→ **EXERCISE 1**
In the integral proof, what condition is placed on g'(x) for simplicity?

→ **EXTRACT PROVIDED**
>> Start

Let f(x) be defined and continuous in [a,b] and g(x) defined and differantiable in [c,d] with values in [a,b], such that g(c) =a and g(d) = b.
Suppose also for simplicity that g'(x) >0.
The chain rule states that:
d/dx [f(g(x))] = f'(g(x)) g'(x)
Consider now the definite integral as limit of the Riemann sum:
int_c^d f'(g(x)) g'(x)dx = lim_(N->oo) sum_(n=0)^N f(g(xi_k))g'(xi_k)(x_(k+1)-x_k)
where x_0 < x_1 < ... < x_N in [c,d] and xi_k in (x_k,x_(k+1)).
As the choice of xi_k in the interval is arbitrary we can choose them as the points for which, based on Lagrange's theorem:
g'(xi_k) = (g(x_(k+1))-g(x_k))/(x_(k+1)-x_k)
so:
int_c^d f'(g(x)) g'(x)dx = lim_(N->oo) sum_(n=0)^N f'(g(xi_k))(g(x_(k+1))-g(x_k))
Let now: y_k = g(x_k). As g'(x) > 0 the function is strictly increasing so: y_0 < y_1 <... < y_N
Then:
int_a^b f'(g(x)) g'(x)dx = lim_(N->oo) sum_(n=0)^N f'(y_k)(y_(k+1)-y_k)
but this is a Riemann sum of f(y) for y in [a,b], so:
int_c^d f'(g(x)) g'(x)dx = int_a^b f'(y) dy = f(b)-f(a)

>> End

→ **EXERCISE 2**
From the entries below, copy verbatim the run that begins with the line containing "90, 723, 108]" and ends with the line containing "89, 693, 109]", including both of those lines.

→ **PROVIDED INFORMATION**

>> Start

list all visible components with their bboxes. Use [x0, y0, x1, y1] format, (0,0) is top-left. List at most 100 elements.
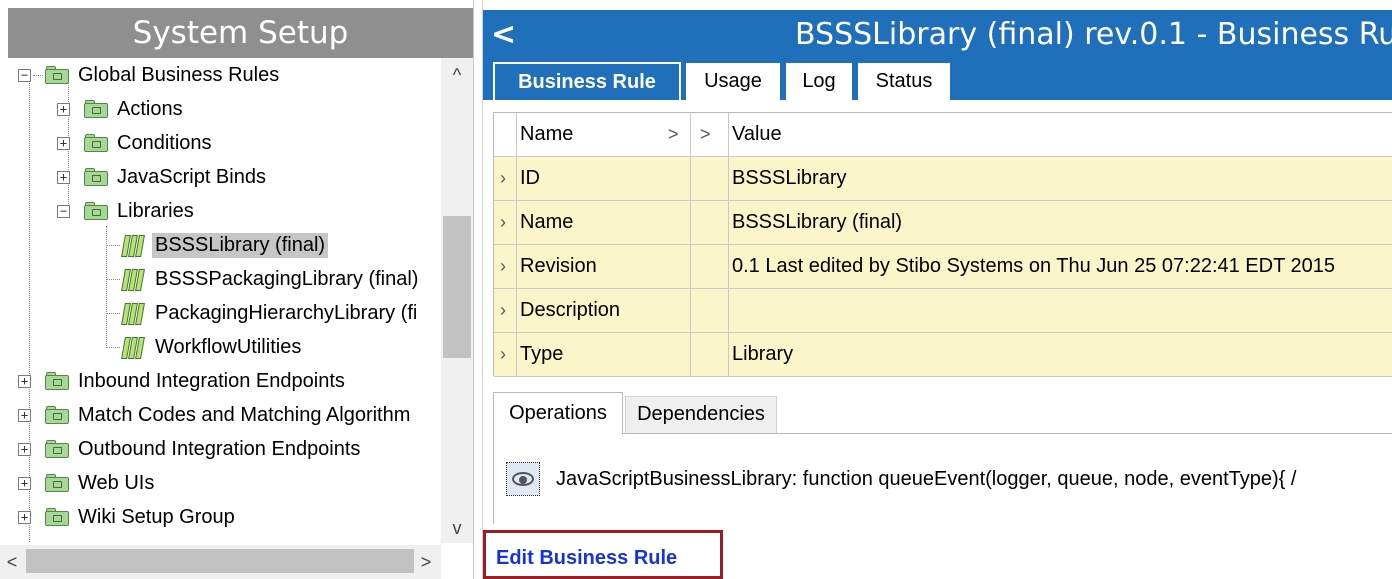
folder-icon: [45, 474, 69, 492]
chevron-right-icon[interactable]: >: [668, 113, 679, 156]
collapse-icon[interactable]: −: [57, 204, 70, 218]
folder-icon: [84, 202, 108, 220]
scroll-up-icon[interactable]: ^: [441, 60, 473, 90]
row-name: ID: [520, 167, 540, 189]
tree-item-workflowutilities[interactable]: WorkflowUtilities: [106, 330, 304, 364]
row-value: BSSSLibrary: [732, 167, 847, 189]
row-name: Revision: [520, 255, 597, 277]
scroll-left-icon[interactable]: <: [0, 545, 24, 579]
tree-item-wiki-setup-group[interactable]: + Wiki Setup Group: [18, 500, 238, 534]
scrollbar-thumb[interactable]: [443, 216, 471, 358]
tree-item-packaginghierarchylibrary[interactable]: PackagingHierarchyLibrary (fi: [106, 296, 420, 330]
expand-icon[interactable]: +: [18, 510, 31, 524]
panel-title: System Setup: [8, 8, 473, 58]
column-header-name[interactable]: Name: [520, 113, 573, 156]
tab-business-rule[interactable]: Business Rule: [493, 62, 681, 100]
library-icon: [120, 300, 150, 326]
tree-item-label: Inbound Integration Endpoints: [78, 369, 345, 392]
folder-icon: [45, 66, 69, 84]
tree-item-inbound-integration-endpoints[interactable]: + Inbound Integration Endpoints: [18, 364, 348, 398]
table-row[interactable]: › Revision 0.1 Last edited by Stibo Syst…: [494, 245, 1392, 289]
tree-item-label: JavaScript Binds: [117, 165, 266, 188]
table-row[interactable]: › Name BSSSLibrary (final): [494, 201, 1392, 245]
folder-icon: [84, 134, 108, 152]
chevron-right-icon[interactable]: ›: [500, 333, 506, 376]
folder-icon: [84, 168, 108, 186]
tree-item-label: Match Codes and Matching Algorithm: [78, 403, 411, 426]
chevron-right-icon[interactable]: ›: [500, 157, 506, 200]
expand-icon[interactable]: +: [57, 136, 70, 150]
tree-item-label: BSSSPackagingLibrary (final): [155, 267, 419, 290]
folder-icon: [84, 100, 108, 118]
tree-item-conditions[interactable]: + Conditions: [57, 126, 215, 160]
tree-item-label: Actions: [117, 97, 183, 120]
folder-icon: [45, 372, 69, 390]
tree-item-label: Wiki Setup Group: [78, 505, 235, 528]
operations-panel: JavaScriptBusinessLibrary: function queu…: [493, 434, 1392, 524]
tree-item-outbound-integration-endpoints[interactable]: + Outbound Integration Endpoints: [18, 432, 363, 466]
back-arrow-icon[interactable]: <: [491, 16, 521, 54]
expand-icon[interactable]: +: [57, 102, 70, 116]
property-grid: Name > > Value › ID BSSSLibrary › Name B…: [493, 112, 1392, 377]
tree-item-label: Web UIs: [78, 471, 155, 494]
expand-icon[interactable]: +: [57, 170, 70, 184]
horizontal-scrollbar[interactable]: < >: [0, 545, 441, 579]
tree-item-label: WorkflowUtilities: [155, 335, 302, 358]
setup-tree[interactable]: − Global Business Rules + Actions + Cond…: [0, 58, 441, 543]
scroll-down-icon[interactable]: v: [441, 513, 473, 543]
library-icon: [120, 232, 150, 258]
expand-icon[interactable]: +: [18, 442, 31, 456]
tree-item-actions[interactable]: + Actions: [57, 92, 186, 126]
expand-icon[interactable]: +: [18, 408, 31, 422]
folder-icon: [45, 406, 69, 424]
tab-usage[interactable]: Usage: [685, 62, 781, 100]
title-bar: < BSSSLibrary (final) rev.0.1 - Business…: [483, 10, 1392, 60]
chevron-right-icon[interactable]: ›: [500, 201, 506, 244]
tab-dependencies[interactable]: Dependencies: [625, 396, 777, 433]
tree-item-match-codes[interactable]: + Match Codes and Matching Algorithm: [18, 398, 413, 432]
chevron-right-icon[interactable]: >: [700, 113, 711, 156]
edit-business-rule-link[interactable]: Edit Business Rule: [496, 547, 677, 570]
row-value: Library: [732, 343, 794, 365]
operation-item[interactable]: JavaScriptBusinessLibrary: function queu…: [506, 458, 1296, 500]
tab-log[interactable]: Log: [785, 62, 853, 100]
tree-item-bssslibrary[interactable]: BSSSLibrary (final): [106, 228, 329, 262]
page-title: BSSSLibrary (final) rev.0.1 - Business R…: [795, 17, 1392, 52]
column-header-value[interactable]: Value: [732, 113, 782, 156]
row-value: 0.1 Last edited by Stibo Systems on Thu …: [732, 255, 1335, 277]
chevron-right-icon[interactable]: ›: [500, 289, 506, 332]
system-setup-panel: System Setup − Global Business Rules + A…: [0, 0, 474, 579]
tree-item-javascript-binds[interactable]: + JavaScript Binds: [57, 160, 269, 194]
edit-link-highlight: Edit Business Rule: [483, 530, 723, 579]
grid-header-row: Name > > Value: [494, 113, 1392, 157]
chevron-right-icon[interactable]: ›: [500, 245, 506, 288]
tree-item-web-uis[interactable]: + Web UIs: [18, 466, 157, 500]
expand-icon[interactable]: +: [18, 476, 31, 490]
folder-icon: [45, 508, 69, 526]
folder-icon: [45, 440, 69, 458]
table-row[interactable]: › Description: [494, 289, 1392, 333]
library-icon: [120, 334, 150, 360]
operation-text: JavaScriptBusinessLibrary: function queu…: [556, 467, 1297, 490]
eye-icon[interactable]: [506, 462, 540, 496]
tree-item-label: Global Business Rules: [78, 63, 280, 86]
scroll-right-icon[interactable]: >: [414, 545, 438, 579]
table-row[interactable]: › Type Library: [494, 333, 1392, 377]
tree-item-label: Libraries: [117, 199, 194, 222]
collapse-icon[interactable]: −: [18, 68, 31, 82]
tree-item-label: Conditions: [117, 131, 212, 154]
tree-item-global-business-rules[interactable]: − Global Business Rules: [18, 58, 282, 92]
row-name: Name: [520, 211, 574, 233]
row-name: Type: [520, 343, 564, 365]
library-icon: [120, 266, 150, 292]
table-row[interactable]: › ID BSSSLibrary: [494, 157, 1392, 201]
tree-item-label: BSSSLibrary (final): [152, 232, 329, 258]
tree-item-bssspackaginglibrary[interactable]: BSSSPackagingLibrary (final): [106, 262, 421, 296]
tree-item-libraries[interactable]: − Libraries: [57, 194, 197, 228]
tab-operations[interactable]: Operations: [493, 392, 623, 434]
tab-status[interactable]: Status: [857, 62, 951, 100]
tree-item-label: PackagingHierarchyLibrary (fi: [155, 301, 418, 324]
expand-icon[interactable]: +: [18, 374, 31, 388]
vertical-scrollbar[interactable]: ^ v: [441, 58, 473, 543]
scrollbar-thumb[interactable]: [26, 549, 414, 573]
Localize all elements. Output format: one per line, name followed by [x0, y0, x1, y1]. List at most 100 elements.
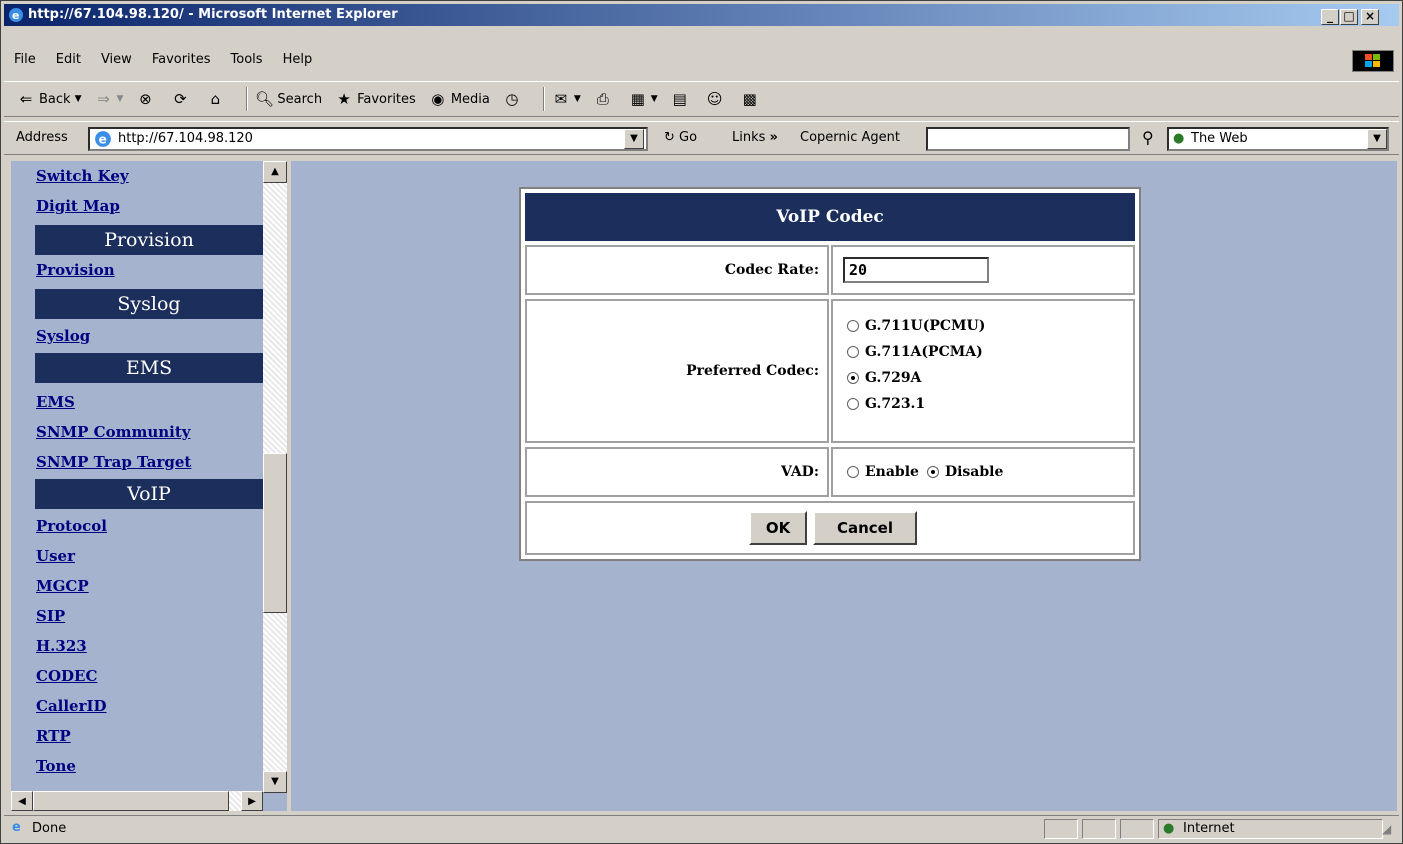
messenger-icon: ☺	[706, 90, 723, 108]
close-button[interactable]: ×	[1361, 9, 1379, 25]
navigation-frame: Switch Key Digit Map Provision Provision Sys…	[11, 161, 289, 811]
vad-option[interactable]: Disable	[926, 464, 1003, 480]
minimize-button[interactable]: _	[1321, 9, 1339, 25]
scroll-up-button[interactable]: ▲	[263, 161, 287, 183]
vad-radio[interactable]	[847, 466, 859, 478]
nav-link-protocol[interactable]: Protocol	[36, 517, 107, 535]
codec-radio[interactable]	[847, 320, 859, 332]
scroll-thumb[interactable]	[263, 453, 287, 613]
nav-link-mgcp[interactable]: MGCP	[36, 577, 89, 595]
vad-options: Enable Disable	[831, 447, 1135, 497]
form-title: VoIP Codec	[525, 193, 1135, 241]
copernic-search-input[interactable]	[926, 127, 1130, 151]
horizontal-scroll-thumb[interactable]	[33, 791, 229, 811]
messenger-button[interactable]: ☺	[705, 89, 728, 109]
codec-option[interactable]: G.723.1	[847, 391, 1133, 417]
codec-option-label: G.711A(PCMA)	[865, 344, 983, 360]
history-button[interactable]: ◷	[502, 89, 525, 109]
page-status-icon: e	[12, 820, 21, 835]
cancel-button[interactable]: Cancel	[813, 511, 917, 545]
vad-option[interactable]: Enable	[847, 464, 919, 480]
ok-button[interactable]: OK	[749, 511, 807, 545]
scroll-down-button[interactable]: ▼	[263, 771, 287, 793]
back-arrow-icon: ⇐	[19, 90, 33, 108]
page-icon: e	[95, 131, 111, 147]
nav-link-user[interactable]: User	[36, 547, 75, 565]
nav-link-h-323[interactable]: H.323	[36, 637, 87, 655]
menu-help[interactable]: Help	[273, 47, 323, 73]
favorites-button[interactable]: ★ Favorites	[334, 89, 415, 109]
nav-link-callerid[interactable]: CallerID	[36, 697, 107, 715]
windows-logo-icon	[1352, 50, 1394, 72]
discuss-button[interactable]: ▤	[670, 89, 693, 109]
search-icon: 🔍︎	[254, 90, 274, 108]
toolbar-separator	[246, 87, 249, 111]
home-button[interactable]: ⌂	[205, 89, 228, 109]
vad-radio[interactable]	[926, 466, 939, 478]
nav-link-switch-key[interactable]: Switch Key	[36, 167, 129, 185]
toolbar-separator	[542, 87, 545, 111]
codec-option[interactable]: G.729A	[847, 365, 1133, 391]
media-icon: ◉	[431, 90, 445, 108]
codec-radio[interactable]	[847, 372, 859, 384]
nav-link-rtp[interactable]: RTP	[36, 727, 71, 745]
media-button[interactable]: ◉ Media	[428, 89, 490, 109]
nav-link-provision[interactable]: Provision	[36, 261, 115, 279]
menu-favorites[interactable]: Favorites	[142, 47, 221, 73]
history-icon: ◷	[505, 90, 519, 108]
nav-link-codec[interactable]: CODEC	[36, 667, 97, 685]
horizontal-scrollbar[interactable]: ◀ ▶	[11, 791, 263, 811]
maximize-button[interactable]: □	[1340, 9, 1358, 25]
discuss-icon: ▤	[672, 90, 687, 108]
links-button[interactable]: Links »	[732, 130, 778, 145]
refresh-button[interactable]: ⟳	[170, 89, 193, 109]
standard-toolbar: ⇐ Back ▼ ⇒ ▼ ⊗ ⟳ ⌂ 🔍︎ Search ★ Favorites ◉ Med…	[4, 81, 1399, 117]
mail-button[interactable]: ✉ ▼	[551, 89, 581, 109]
nav-link-syslog[interactable]: Syslog	[36, 327, 90, 345]
content-frame: VoIP Codec Codec Rate: Preferred Codec: …	[291, 161, 1397, 811]
codec-radio[interactable]	[847, 398, 859, 410]
vertical-scrollbar[interactable]: ▲ ▼	[263, 161, 287, 793]
back-button[interactable]: ⇐ Back ▼	[16, 89, 82, 109]
address-label: Address	[16, 130, 68, 145]
vad-label: VAD:	[525, 447, 829, 497]
find-icon[interactable]: ⚲	[1142, 128, 1154, 147]
codec-option-label: G.723.1	[865, 396, 926, 412]
codec-radio[interactable]	[847, 346, 859, 358]
address-input[interactable]: e http://67.104.98.120	[88, 127, 648, 151]
nav-link-snmp-trap-target[interactable]: SNMP Trap Target	[36, 453, 191, 471]
menu-edit[interactable]: Edit	[46, 47, 91, 73]
scroll-right-button[interactable]: ▶	[241, 791, 263, 811]
search-scope-dropdown-button[interactable]: ▼	[1367, 129, 1387, 149]
research-button[interactable]: ▩	[740, 89, 763, 109]
codec-rate-input[interactable]	[843, 257, 989, 283]
menu-file[interactable]: File	[4, 47, 46, 73]
forward-button[interactable]: ⇒ ▼	[93, 89, 123, 109]
title-bar[interactable]: e http://67.104.98.120/ - Microsoft Inte…	[4, 4, 1399, 26]
codec-option[interactable]: G.711A(PCMA)	[847, 339, 1133, 365]
menu-bar: File Edit View Favorites Tools Help	[4, 47, 322, 73]
menu-view[interactable]: View	[91, 47, 142, 73]
codec-option-label: G.711U(PCMU)	[865, 318, 986, 334]
search-scope-select[interactable]: ● The Web	[1167, 127, 1389, 151]
edit-button[interactable]: ▦ ▼	[628, 89, 658, 109]
favorites-icon: ★	[337, 90, 351, 108]
nav-link-ems[interactable]: EMS	[36, 393, 75, 411]
scroll-left-button[interactable]: ◀	[11, 791, 33, 811]
address-dropdown-button[interactable]: ▼	[624, 129, 644, 149]
research-icon: ▩	[742, 90, 757, 108]
search-button[interactable]: 🔍︎ Search	[254, 89, 322, 109]
nav-link-snmp-community[interactable]: SNMP Community	[36, 423, 191, 441]
stop-button[interactable]: ⊗	[135, 89, 158, 109]
nav-link-digit-map[interactable]: Digit Map	[36, 197, 120, 215]
print-button[interactable]: ⎙	[593, 89, 616, 109]
nav-link-sip[interactable]: SIP	[36, 607, 65, 625]
address-bar: Address e http://67.104.98.120 ▼ ↻ Go Li…	[4, 121, 1399, 155]
go-button[interactable]: ↻ Go	[664, 130, 697, 145]
nav-link-tone[interactable]: Tone	[36, 757, 76, 775]
form-actions: OK Cancel	[525, 501, 1135, 555]
home-icon: ⌂	[210, 90, 221, 108]
menu-tools[interactable]: Tools	[221, 47, 273, 73]
codec-option[interactable]: G.711U(PCMU)	[847, 313, 1133, 339]
resize-grip-icon[interactable]: ◢	[1382, 822, 1391, 836]
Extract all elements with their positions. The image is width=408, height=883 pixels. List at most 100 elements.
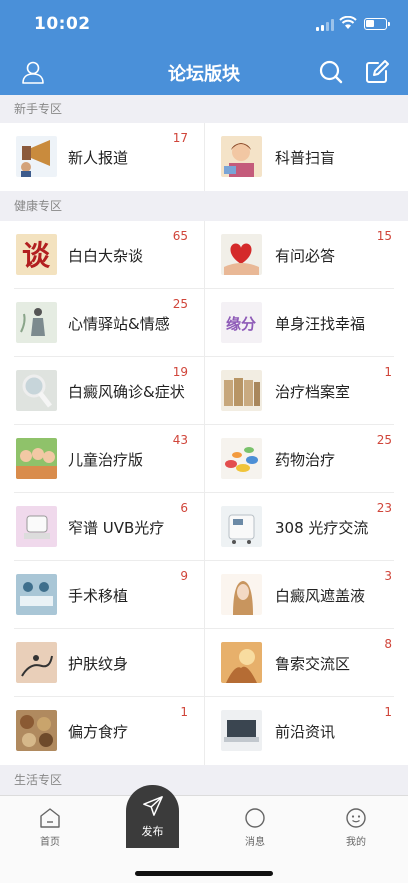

>> End

→ **TASK RESULT 1**
g'(x) > 0

→ **TASK RESULT 2**
messenger-icon: ☺	[706, 90, 723, 108]
close-button[interactable]: ×	[1361, 9, 1379, 25]
navigation-frame: Switch Key Digit Map Provision Provision Sys…	[11, 161, 289, 811]
vad-option[interactable]: Disable	[926, 464, 1003, 480]
minimize-button[interactable]: _	[1321, 9, 1339, 25]
scroll-up-button[interactable]: ▲	[263, 161, 287, 183]
vad-radio[interactable]	[847, 466, 859, 478]
nav-link-protocol[interactable]: Protocol	[36, 517, 107, 535]
codec-radio[interactable]	[847, 320, 859, 332]
scroll-thumb[interactable]	[263, 453, 287, 613]
nav-link-mgcp[interactable]: MGCP	[36, 577, 89, 595]
vad-options: Enable Disable	[831, 447, 1135, 497]
form-title: VoIP Codec	[525, 193, 1135, 241]
copernic-search-input[interactable]	[926, 127, 1130, 151]
horizontal-scroll-thumb[interactable]	[33, 791, 229, 811]
messenger-button[interactable]: ☺	[705, 89, 728, 109]
codec-option[interactable]: G.723.1	[847, 391, 1133, 417]
codec-option-label: G.711A(PCMA)	[865, 344, 983, 360]
history-button[interactable]: ◷	[502, 89, 525, 109]
page-status-icon: e	[12, 820, 21, 835]
cancel-button[interactable]: Cancel	[813, 511, 917, 545]
vad-option[interactable]: Enable	[847, 464, 919, 480]
ok-button[interactable]: OK	[749, 511, 807, 545]
scroll-down-button[interactable]: ▼	[263, 771, 287, 793]
back-arrow-icon: ⇐	[19, 90, 33, 108]
page-icon: e	[95, 131, 111, 147]
nav-link-user[interactable]: User	[36, 547, 75, 565]
nav-link-h-323[interactable]: H.323	[36, 637, 87, 655]
menu-help[interactable]: Help	[273, 47, 323, 73]
favorites-button[interactable]: ★ Favorites	[334, 89, 415, 109]
nav-link-callerid[interactable]: CallerID	[36, 697, 107, 715]
windows-logo-icon	[1352, 50, 1394, 72]
discuss-button[interactable]: ▤	[670, 89, 693, 109]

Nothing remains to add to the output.